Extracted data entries
************

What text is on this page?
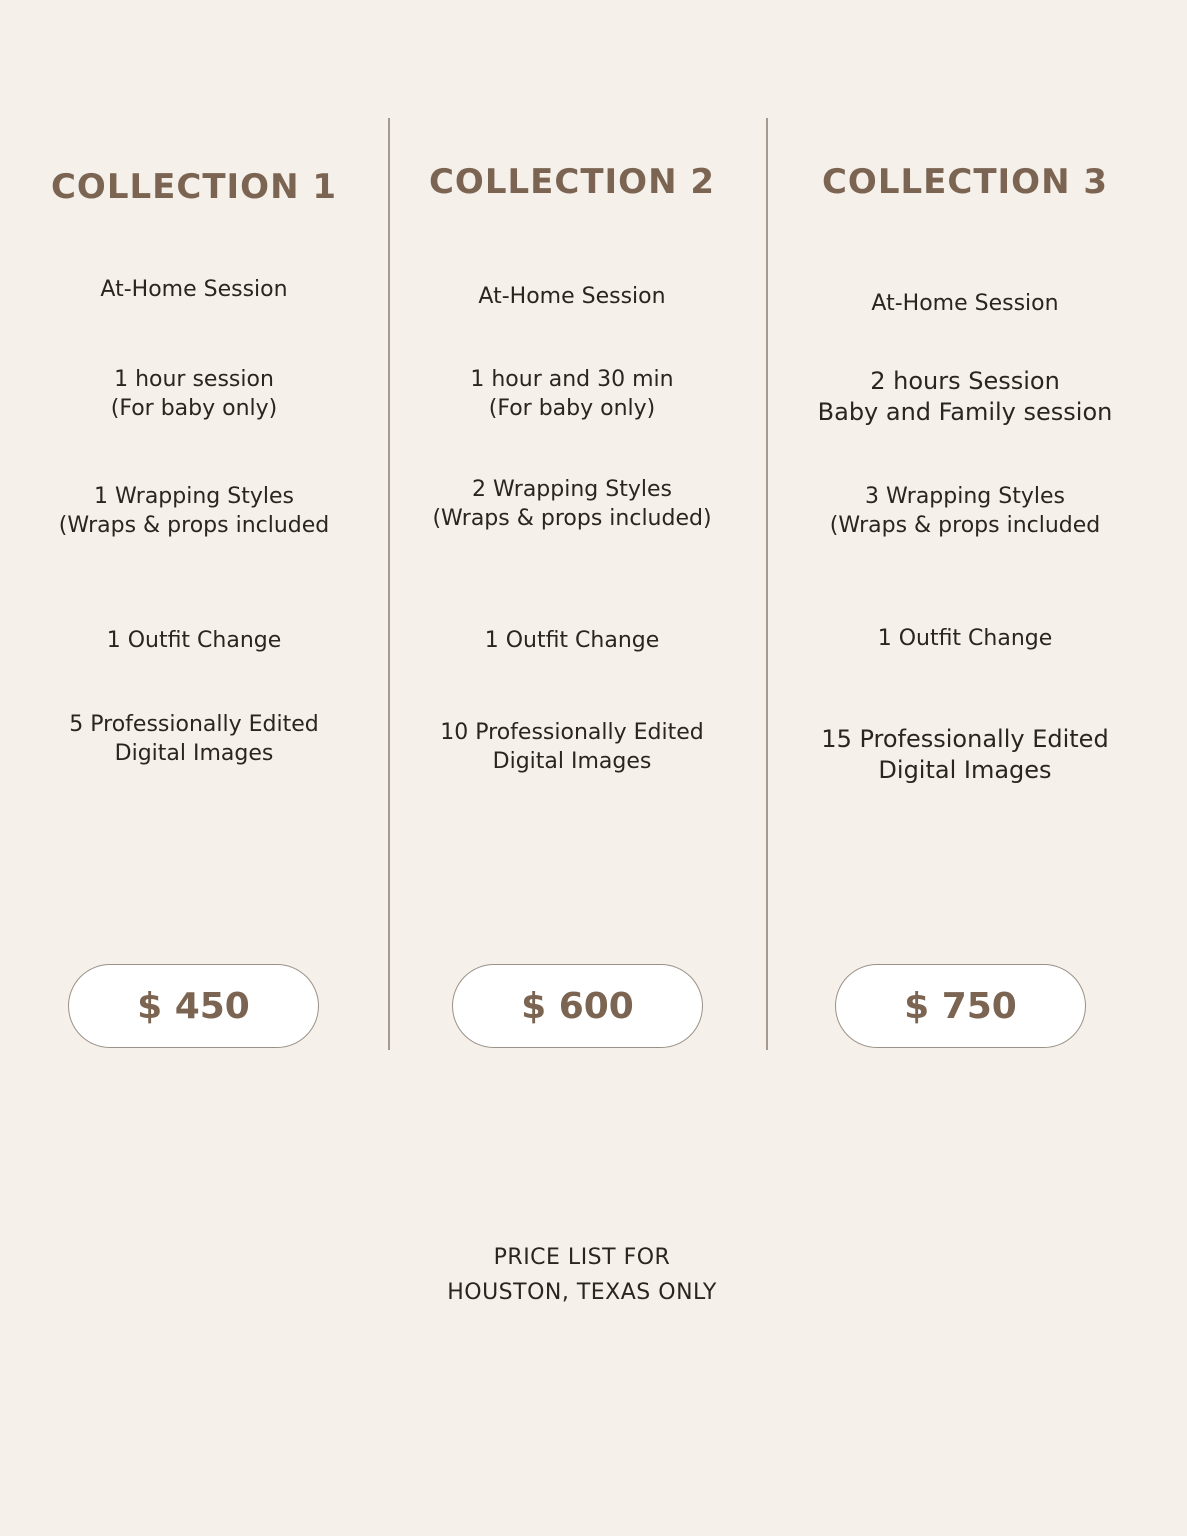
COLLECTION 1
At-Home Session
1 hour session
(For baby only)
1 Wrapping Styles
(Wraps & props included
1 Outfit Change
5 Professionally Edited
Digital Images
$ 450
COLLECTION 2
At-Home Session
1 hour and 30 min
(For baby only)
2 Wrapping Styles
(Wraps & props included)
1 Outfit Change
10 Professionally Edited
Digital Images
$ 600
COLLECTION 3
At-Home Session
2 hours Session
Baby and Family session
3 Wrapping Styles
(Wraps & props included
1 Outfit Change
15 Professionally Edited
Digital Images
$ 750
PRICE LIST FOR
HOUSTON, TEXAS ONLY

************

*TASK DIRECTIONS*
Each line above is to be copied verbatim. Drop any image from the copy.

*REPLY*
What text is on this page?
COLLECTION 1
At-Home Session
1 hour session
(For baby only)
1 Wrapping Styles
(Wraps & props included
1 Outfit Change
5 Professionally Edited
Digital Images
$ 450
COLLECTION 2
At-Home Session
1 hour and 30 min
(For baby only)
2 Wrapping Styles
(Wraps & props included)
1 Outfit Change
10 Professionally Edited
Digital Images
$ 600
COLLECTION 3
At-Home Session
2 hours Session
Baby and Family session
3 Wrapping Styles
(Wraps & props included
1 Outfit Change
15 Professionally Edited
Digital Images
$ 750
PRICE LIST FOR
HOUSTON, TEXAS ONLY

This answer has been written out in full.